Exercise:
Keep only the lines that hold the string "icon", filtering out the rest of the entries below.

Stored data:
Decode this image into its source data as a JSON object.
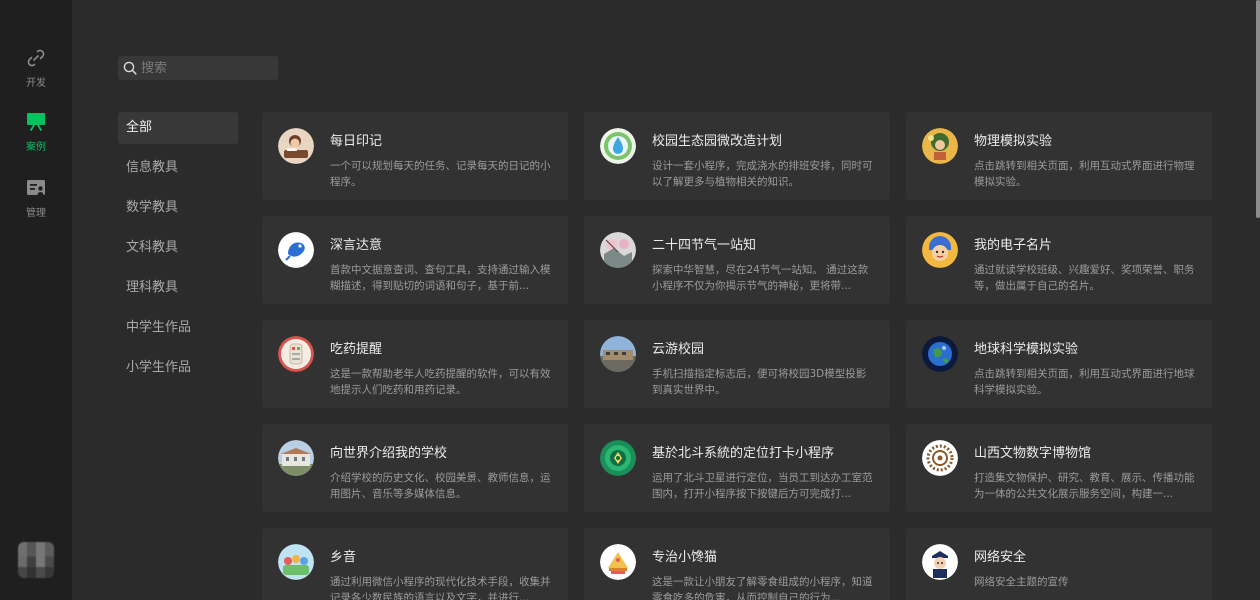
{
  "rail": {
    "items": [
      {
        "label": "开发",
        "icon": "link-icon"
      },
      {
        "label": "案例",
        "icon": "showcase-icon"
      },
      {
        "label": "管理",
        "icon": "manage-icon"
      }
    ],
    "active_color": "#07c160"
  },
  "search": {
    "placeholder": "搜索"
  },
  "categories": [
    "全部",
    "信息教具",
    "数学教具",
    "文科教具",
    "理科教具",
    "中学生作品",
    "小学生作品"
  ],
  "cards": [
    {
      "title": "每日印记",
      "desc": "一个可以规划每天的任务、记录每天的日记的小程序。"
    },
    {
      "title": "校园生态园微改造计划",
      "desc": "设计一套小程序，完成浇水的排班安排，同时可以了解更多与植物相关的知识。"
    },
    {
      "title": "物理模拟实验",
      "desc": "点击跳转到相关页面，利用互动式界面进行物理模拟实验。"
    },
    {
      "title": "深言达意",
      "desc": "首款中文据意查词、查句工具，支持通过输入模糊描述，得到贴切的词语和句子，基于前..."
    },
    {
      "title": "二十四节气一站知",
      "desc": "探索中华智慧，尽在24节气一站知。 通过这款小程序不仅为你揭示节气的神秘，更将带..."
    },
    {
      "title": "我的电子名片",
      "desc": "通过就读学校班级、兴趣爱好、奖项荣誉、职务等，做出属于自己的名片。"
    },
    {
      "title": "吃药提醒",
      "desc": "这是一款帮助老年人吃药提醒的软件，可以有效地提示人们吃药和用药记录。"
    },
    {
      "title": "云游校园",
      "desc": "手机扫描指定标志后，便可将校园3D模型投影到真实世界中。"
    },
    {
      "title": "地球科学模拟实验",
      "desc": "点击跳转到相关页面，利用互动式界面进行地球科学模拟实验。"
    },
    {
      "title": "向世界介绍我的学校",
      "desc": "介绍学校的历史文化、校园美景、教师信息，运用图片、音乐等多媒体信息。"
    },
    {
      "title": "基於北斗系統的定位打卡小程序",
      "desc": "运用了北斗卫星进行定位，当员工到达办工室范围内，打开小程序按下按键后方可完成打..."
    },
    {
      "title": "山西文物数字博物馆",
      "desc": "打造集文物保护、研究、教育、展示、传播功能为一体的公共文化展示服务空间，构建一..."
    },
    {
      "title": "乡音",
      "desc": "通过利用微信小程序的现代化技术手段，收集并记录各少数民族的语言以及文字，并进行..."
    },
    {
      "title": "专治小馋猫",
      "desc": "这是一款让小朋友了解零食组成的小程序，知道零食吃多的危害，从而控制自己的行为..."
    },
    {
      "title": "网络安全",
      "desc": "网络安全主题的宣传"
    }
  ]
}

Answer for this exercise:
        "icon": "link-icon"
        "icon": "showcase-icon"
        "icon": "manage-icon"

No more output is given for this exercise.